Figure dataset records
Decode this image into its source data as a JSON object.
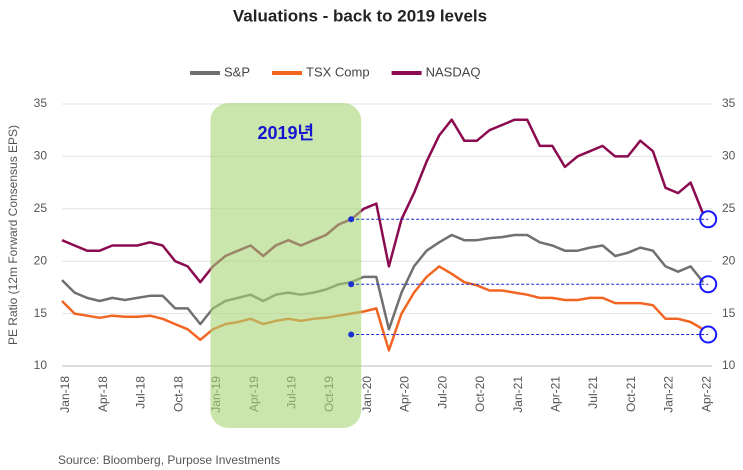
{
  "chart_data": {
    "type": "line",
    "title": "Valuations - back to 2019 levels",
    "y_label": "PE Ratio  (12m Forward Consensus EPS)",
    "source": "Source: Bloomberg, Purpose Investments",
    "annotation": "2019년",
    "categories": [
      "Jan-18",
      null,
      null,
      "Apr-18",
      null,
      null,
      "Jul-18",
      null,
      null,
      "Oct-18",
      null,
      null,
      "Jan-19",
      null,
      null,
      "Apr-19",
      null,
      null,
      "Jul-19",
      null,
      null,
      "Oct-19",
      null,
      null,
      "Jan-20",
      null,
      null,
      "Apr-20",
      null,
      null,
      "Jul-20",
      null,
      null,
      "Oct-20",
      null,
      null,
      "Jan-21",
      null,
      null,
      "Apr-21",
      null,
      null,
      "Jul-21",
      null,
      null,
      "Oct-21",
      null,
      null,
      "Jan-22",
      null,
      null,
      "Apr-22"
    ],
    "series": [
      {
        "name": "S&P",
        "color": "#707070",
        "values": [
          18.2,
          17,
          16.5,
          16.2,
          16.5,
          16.3,
          16.5,
          16.7,
          16.7,
          15.5,
          15.5,
          14,
          15.5,
          16.2,
          16.5,
          16.8,
          16.2,
          16.8,
          17,
          16.8,
          17,
          17.3,
          17.8,
          18,
          18.5,
          18.5,
          13.5,
          17,
          19.5,
          21,
          21.8,
          22.5,
          22,
          22,
          22.2,
          22.3,
          22.5,
          22.5,
          21.8,
          21.5,
          21,
          21,
          21.3,
          21.5,
          20.5,
          20.8,
          21.3,
          21,
          19.5,
          19,
          19.5,
          18
        ]
      },
      {
        "name": "TSX Comp",
        "color": "#f26522",
        "values": [
          16.2,
          15,
          14.8,
          14.6,
          14.8,
          14.7,
          14.7,
          14.8,
          14.5,
          14,
          13.5,
          12.5,
          13.5,
          14,
          14.2,
          14.5,
          14,
          14.3,
          14.5,
          14.3,
          14.5,
          14.6,
          14.8,
          15,
          15.2,
          15.5,
          11.5,
          15,
          17,
          18.5,
          19.5,
          18.8,
          18,
          17.7,
          17.2,
          17.2,
          17,
          16.8,
          16.5,
          16.5,
          16.3,
          16.3,
          16.5,
          16.5,
          16,
          16,
          16,
          15.8,
          14.5,
          14.5,
          14.2,
          13.5
        ]
      },
      {
        "name": "NASDAQ",
        "color": "#8b0a50",
        "values": [
          22,
          21.5,
          21,
          21,
          21.5,
          21.5,
          21.5,
          21.8,
          21.5,
          20,
          19.5,
          18,
          19.5,
          20.5,
          21,
          21.5,
          20.5,
          21.5,
          22,
          21.5,
          22,
          22.5,
          23.5,
          24,
          25,
          25.5,
          19.5,
          24,
          26.5,
          29.5,
          32,
          33.5,
          31.5,
          31.5,
          32.5,
          33,
          33.5,
          33.5,
          31,
          31,
          29,
          30,
          30.5,
          31,
          30,
          30,
          31.5,
          30.5,
          27,
          26.5,
          27.5,
          24.5
        ]
      }
    ],
    "reference_lines": [
      24,
      17.8,
      13
    ],
    "ylim": [
      10,
      35
    ],
    "yticks": [
      10,
      15,
      20,
      25,
      30,
      35
    ],
    "y2lim": [
      10,
      35
    ],
    "y2ticks": [
      10,
      15,
      20,
      25,
      30,
      35
    ],
    "grid": true
  }
}
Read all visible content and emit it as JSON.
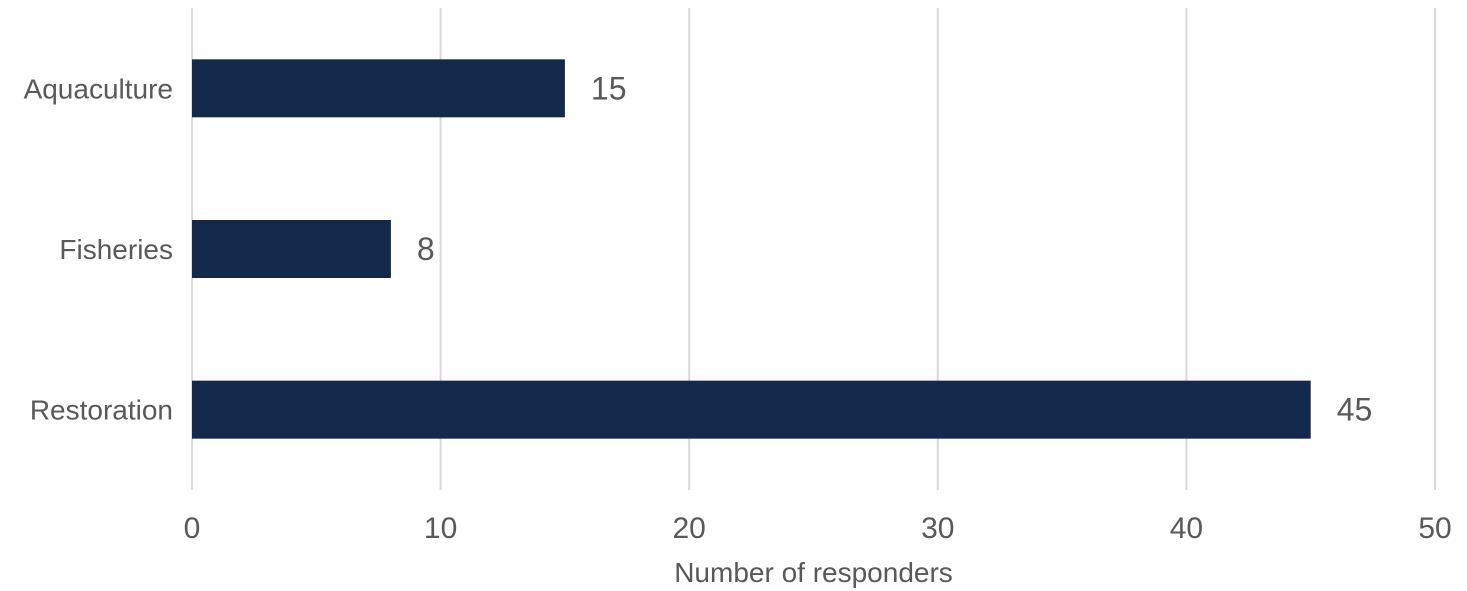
{
  "chart_data": {
    "type": "bar",
    "orientation": "horizontal",
    "categories": [
      "Aquaculture",
      "Fisheries",
      "Restoration"
    ],
    "values": [
      15,
      8,
      45
    ],
    "xlabel": "Number of responders",
    "ylabel": "",
    "xlim": [
      0,
      50
    ],
    "xticks": [
      0,
      10,
      20,
      30,
      40,
      50
    ],
    "grid": "vertical",
    "data_labels": true,
    "bar_color": "#13294b"
  }
}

#### AIM OF THE EXERCISE:
In the listing, find all lines with the string "source" and copy them.

#### CORRECT ANSWER:
Decode this image into its source data as a JSON object.
    "source": "Source: Bloomberg, Purpose Investments",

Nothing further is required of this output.